Document page image records =

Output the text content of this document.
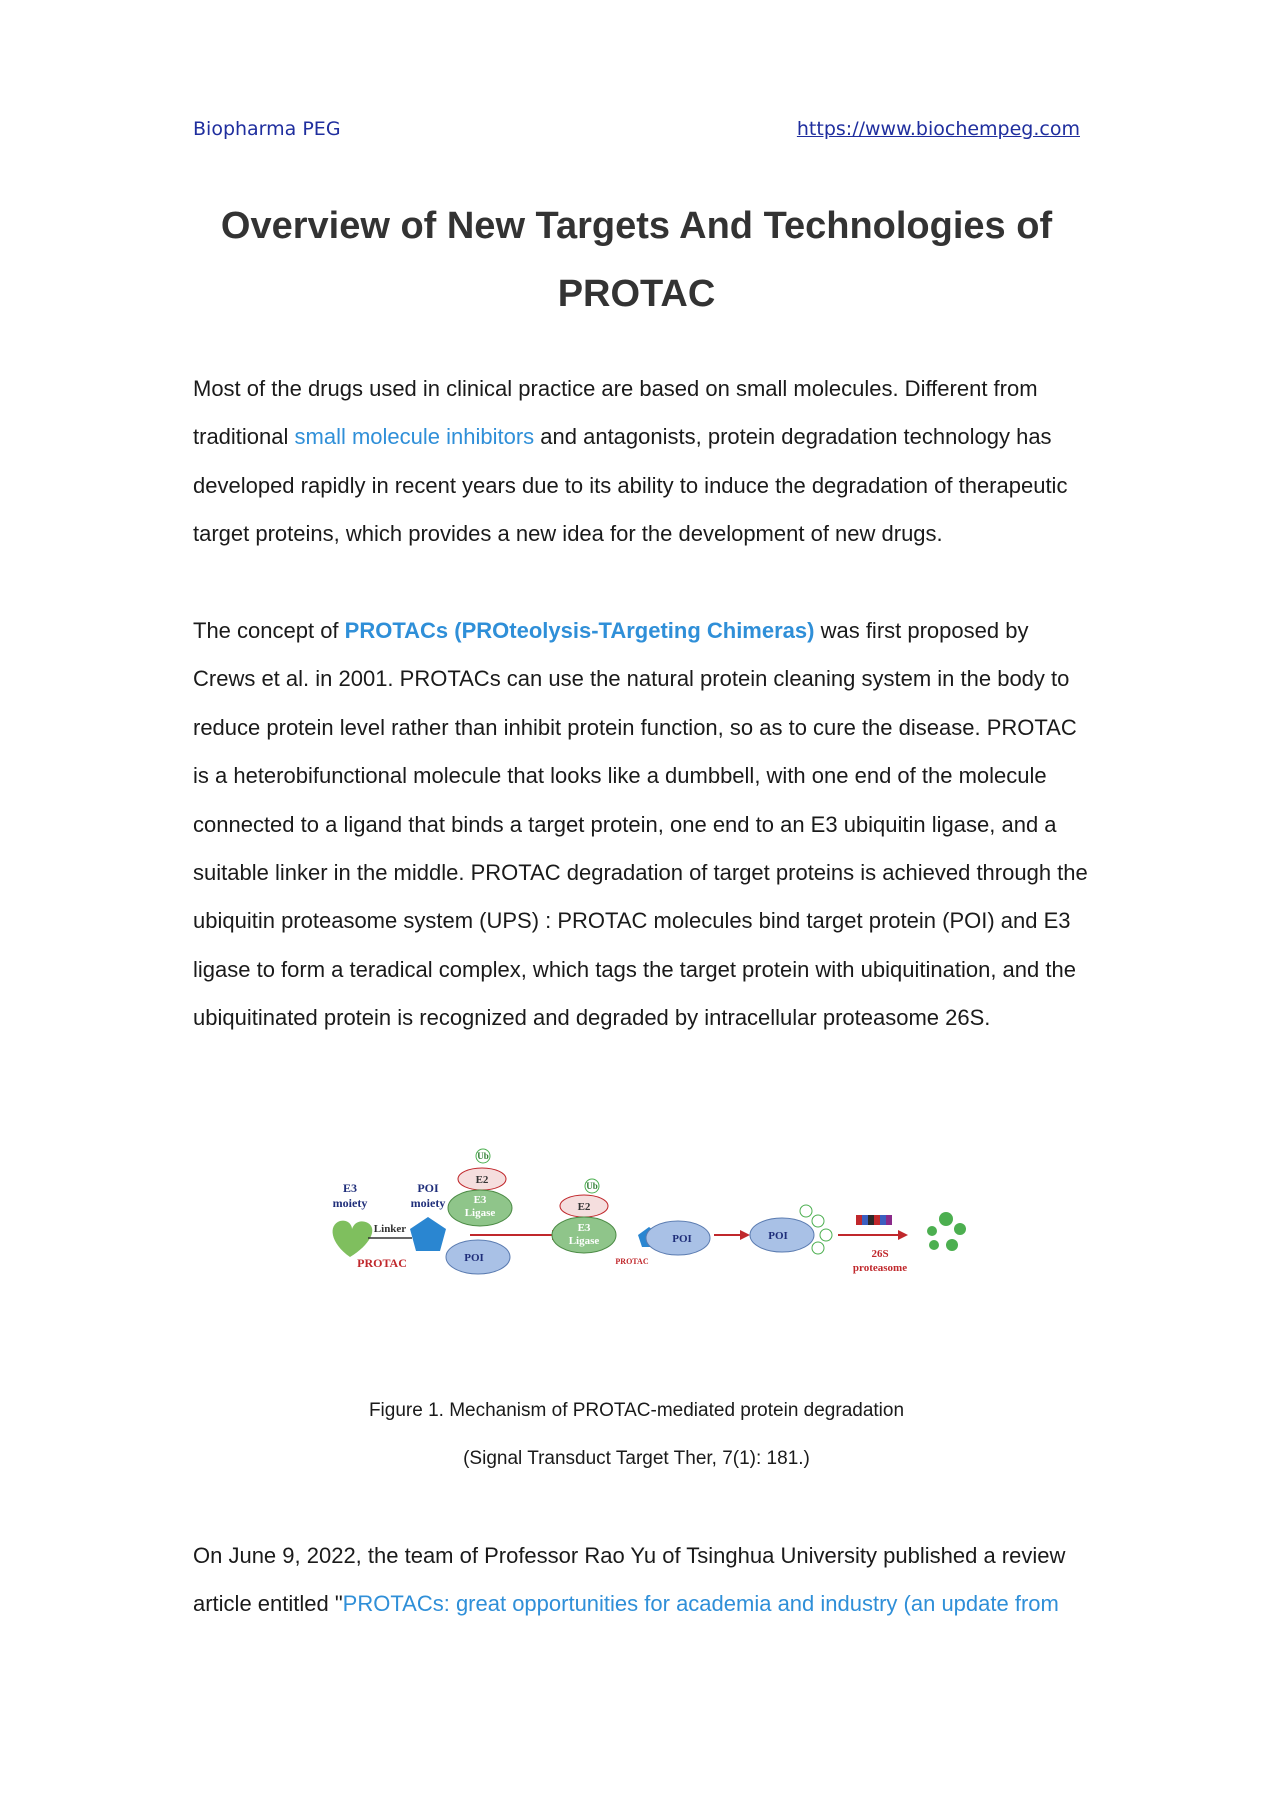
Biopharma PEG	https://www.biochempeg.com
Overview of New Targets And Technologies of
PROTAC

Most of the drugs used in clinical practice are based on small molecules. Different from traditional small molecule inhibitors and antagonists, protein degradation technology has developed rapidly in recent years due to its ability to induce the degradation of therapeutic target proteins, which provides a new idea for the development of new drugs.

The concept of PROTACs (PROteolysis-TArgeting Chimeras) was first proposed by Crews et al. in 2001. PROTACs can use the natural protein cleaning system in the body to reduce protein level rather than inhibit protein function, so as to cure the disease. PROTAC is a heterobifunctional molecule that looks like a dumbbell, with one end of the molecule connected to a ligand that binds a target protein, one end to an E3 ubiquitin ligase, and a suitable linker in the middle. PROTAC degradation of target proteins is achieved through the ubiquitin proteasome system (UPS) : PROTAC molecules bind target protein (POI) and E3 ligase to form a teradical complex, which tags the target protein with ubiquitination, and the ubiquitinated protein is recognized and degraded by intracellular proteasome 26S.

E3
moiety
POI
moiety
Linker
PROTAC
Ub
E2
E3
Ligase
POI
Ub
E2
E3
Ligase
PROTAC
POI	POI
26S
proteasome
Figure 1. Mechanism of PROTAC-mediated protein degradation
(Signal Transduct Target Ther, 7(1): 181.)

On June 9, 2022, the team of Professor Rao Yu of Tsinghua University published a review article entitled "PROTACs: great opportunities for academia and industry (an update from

TASK DETAILS = Filter the data down to the lines that contain the string "from", and copy them.

SOLUTION FOR THIS PROBLEM =
Most of the drugs used in clinical practice are based on small molecules. Different from traditional small molecule inhibitors and antagonists, protein degradation technology has developed rapidly in recent years due to its ability to induce the degradation of therapeutic target proteins, which provides a new idea for the development of new drugs.
On June 9, 2022, the team of Professor Rao Yu of Tsinghua University published a review article entitled "PROTACs: great opportunities for academia and industry (an update from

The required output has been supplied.